CHALLENGE —
What number of lines contain the word "content"? Reply with the number and nothing else.

— Start of ROWS —

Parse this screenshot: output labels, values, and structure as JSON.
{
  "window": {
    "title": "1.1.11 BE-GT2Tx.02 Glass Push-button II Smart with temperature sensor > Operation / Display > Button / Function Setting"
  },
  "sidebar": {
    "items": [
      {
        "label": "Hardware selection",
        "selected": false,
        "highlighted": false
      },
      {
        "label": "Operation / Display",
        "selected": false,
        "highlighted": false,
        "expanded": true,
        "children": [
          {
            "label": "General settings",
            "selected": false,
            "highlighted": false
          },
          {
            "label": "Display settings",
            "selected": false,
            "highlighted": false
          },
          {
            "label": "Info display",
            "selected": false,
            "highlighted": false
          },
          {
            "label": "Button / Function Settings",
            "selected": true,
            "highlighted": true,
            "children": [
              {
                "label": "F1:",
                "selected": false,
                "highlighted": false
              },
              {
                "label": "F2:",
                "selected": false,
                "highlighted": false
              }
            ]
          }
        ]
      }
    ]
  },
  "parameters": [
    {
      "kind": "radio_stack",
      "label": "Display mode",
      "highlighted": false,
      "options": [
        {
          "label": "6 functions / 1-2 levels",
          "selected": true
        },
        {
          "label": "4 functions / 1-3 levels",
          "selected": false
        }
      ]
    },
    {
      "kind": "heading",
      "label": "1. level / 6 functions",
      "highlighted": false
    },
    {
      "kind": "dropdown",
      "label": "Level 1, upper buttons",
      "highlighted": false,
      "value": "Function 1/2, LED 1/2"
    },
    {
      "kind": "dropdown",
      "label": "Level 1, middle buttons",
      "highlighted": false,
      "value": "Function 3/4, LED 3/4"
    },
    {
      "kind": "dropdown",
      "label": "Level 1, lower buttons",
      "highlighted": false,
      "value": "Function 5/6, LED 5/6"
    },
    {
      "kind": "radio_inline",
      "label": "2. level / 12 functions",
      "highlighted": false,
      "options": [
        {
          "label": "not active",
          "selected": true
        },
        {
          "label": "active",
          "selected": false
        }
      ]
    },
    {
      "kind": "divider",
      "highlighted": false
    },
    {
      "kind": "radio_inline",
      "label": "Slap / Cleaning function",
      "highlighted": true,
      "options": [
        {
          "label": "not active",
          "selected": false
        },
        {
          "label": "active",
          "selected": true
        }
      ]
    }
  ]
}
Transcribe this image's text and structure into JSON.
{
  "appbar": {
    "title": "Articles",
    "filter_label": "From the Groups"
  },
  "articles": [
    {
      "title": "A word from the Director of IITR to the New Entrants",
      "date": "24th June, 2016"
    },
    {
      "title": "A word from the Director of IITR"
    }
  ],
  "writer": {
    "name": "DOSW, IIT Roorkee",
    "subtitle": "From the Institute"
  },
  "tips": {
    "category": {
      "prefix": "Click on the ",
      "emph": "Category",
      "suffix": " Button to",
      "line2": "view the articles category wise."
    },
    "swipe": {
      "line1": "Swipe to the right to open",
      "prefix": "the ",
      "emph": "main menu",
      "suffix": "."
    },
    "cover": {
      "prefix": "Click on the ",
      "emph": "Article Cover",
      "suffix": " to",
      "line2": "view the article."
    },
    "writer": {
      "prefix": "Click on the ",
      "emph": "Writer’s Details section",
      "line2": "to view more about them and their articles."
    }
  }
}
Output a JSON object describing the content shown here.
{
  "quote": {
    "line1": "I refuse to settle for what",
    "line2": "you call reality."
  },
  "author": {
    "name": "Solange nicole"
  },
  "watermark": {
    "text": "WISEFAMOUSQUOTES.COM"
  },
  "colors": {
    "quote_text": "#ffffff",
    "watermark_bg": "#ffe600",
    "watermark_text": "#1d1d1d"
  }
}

— End of ROWS —
— Start of ROWS —

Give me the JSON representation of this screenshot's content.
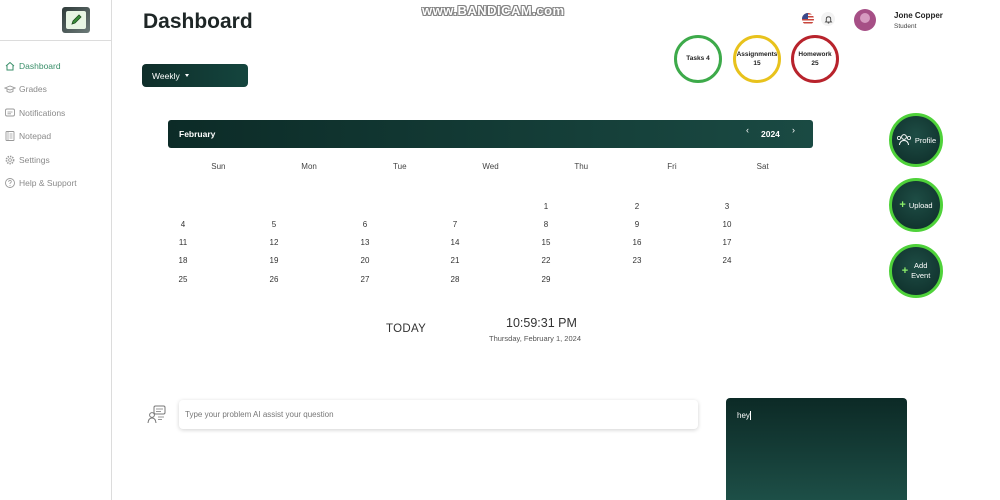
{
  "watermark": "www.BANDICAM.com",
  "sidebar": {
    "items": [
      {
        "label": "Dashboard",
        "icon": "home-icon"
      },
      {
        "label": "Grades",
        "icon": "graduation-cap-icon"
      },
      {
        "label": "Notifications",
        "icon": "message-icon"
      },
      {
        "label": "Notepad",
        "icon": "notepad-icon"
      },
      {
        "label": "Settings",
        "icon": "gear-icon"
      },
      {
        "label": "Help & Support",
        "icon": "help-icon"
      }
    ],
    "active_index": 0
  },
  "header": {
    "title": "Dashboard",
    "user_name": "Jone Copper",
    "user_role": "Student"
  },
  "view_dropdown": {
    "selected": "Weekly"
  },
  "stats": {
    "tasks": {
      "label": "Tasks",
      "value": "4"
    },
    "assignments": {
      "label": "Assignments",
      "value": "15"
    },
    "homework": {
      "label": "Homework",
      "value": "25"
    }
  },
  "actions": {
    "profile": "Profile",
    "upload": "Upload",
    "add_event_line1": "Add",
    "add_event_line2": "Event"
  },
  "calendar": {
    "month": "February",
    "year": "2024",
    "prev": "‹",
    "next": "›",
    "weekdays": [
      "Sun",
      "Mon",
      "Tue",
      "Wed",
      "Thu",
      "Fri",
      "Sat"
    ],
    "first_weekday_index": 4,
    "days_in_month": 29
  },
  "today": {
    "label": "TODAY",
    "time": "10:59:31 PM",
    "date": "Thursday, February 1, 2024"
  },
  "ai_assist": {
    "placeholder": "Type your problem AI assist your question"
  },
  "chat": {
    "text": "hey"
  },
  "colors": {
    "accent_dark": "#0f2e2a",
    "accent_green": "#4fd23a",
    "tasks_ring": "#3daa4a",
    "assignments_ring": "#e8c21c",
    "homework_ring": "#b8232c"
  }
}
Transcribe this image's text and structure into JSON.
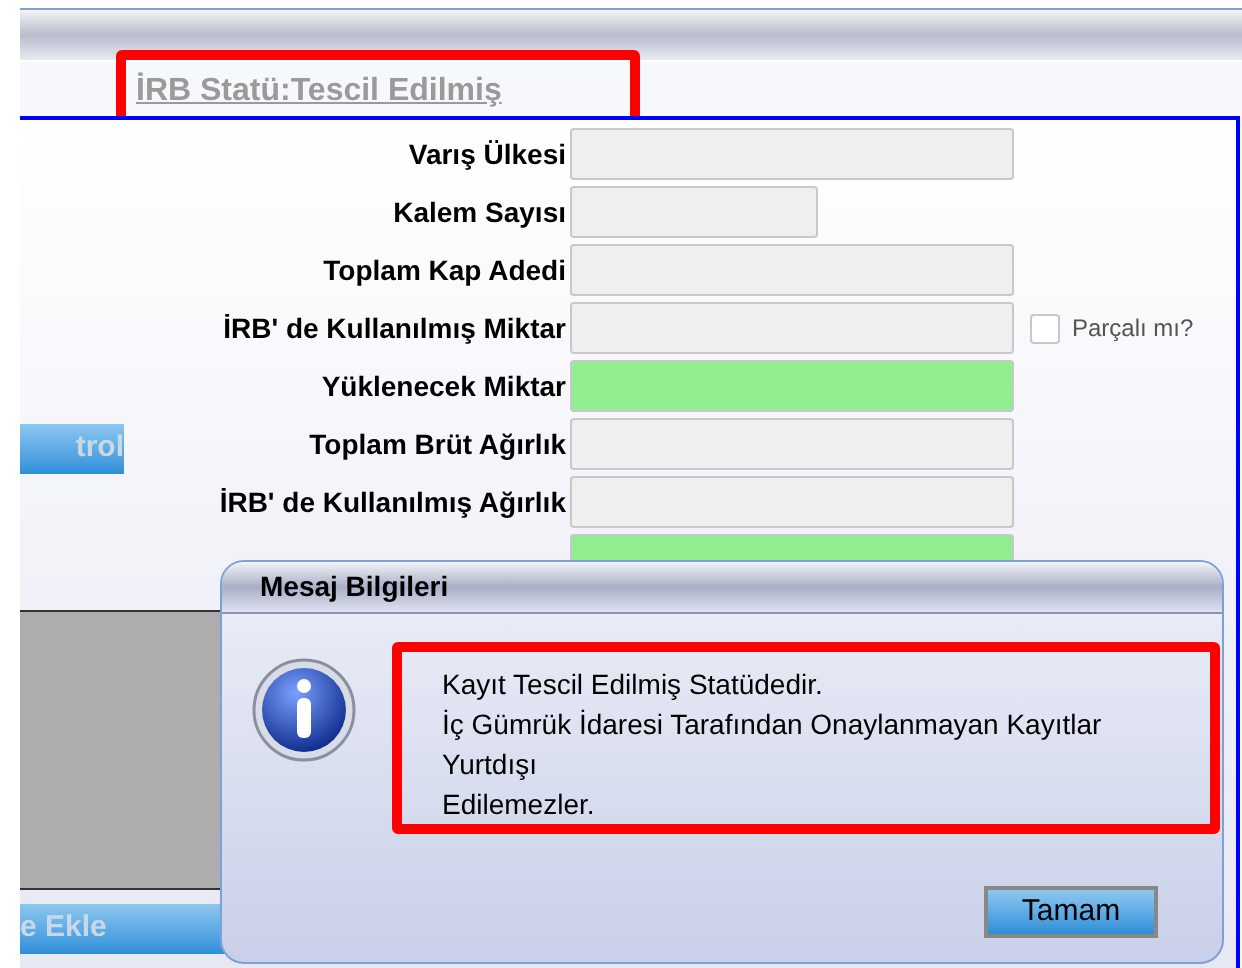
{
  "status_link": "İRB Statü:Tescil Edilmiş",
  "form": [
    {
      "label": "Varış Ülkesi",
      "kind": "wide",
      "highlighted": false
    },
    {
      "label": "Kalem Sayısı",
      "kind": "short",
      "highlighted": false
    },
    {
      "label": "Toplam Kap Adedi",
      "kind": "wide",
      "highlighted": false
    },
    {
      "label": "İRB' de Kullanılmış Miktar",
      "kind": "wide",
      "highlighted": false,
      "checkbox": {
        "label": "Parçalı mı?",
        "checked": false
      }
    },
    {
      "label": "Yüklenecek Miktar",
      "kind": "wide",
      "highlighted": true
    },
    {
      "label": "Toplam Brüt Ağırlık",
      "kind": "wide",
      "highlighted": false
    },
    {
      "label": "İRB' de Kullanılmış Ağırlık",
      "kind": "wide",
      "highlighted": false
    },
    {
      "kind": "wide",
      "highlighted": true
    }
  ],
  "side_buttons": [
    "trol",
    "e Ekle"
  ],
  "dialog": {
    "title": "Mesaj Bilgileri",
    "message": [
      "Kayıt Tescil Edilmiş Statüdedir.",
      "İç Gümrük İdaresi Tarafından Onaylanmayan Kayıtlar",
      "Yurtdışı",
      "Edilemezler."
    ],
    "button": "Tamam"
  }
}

— End of ROWS —

SOLUTION BELOW —
2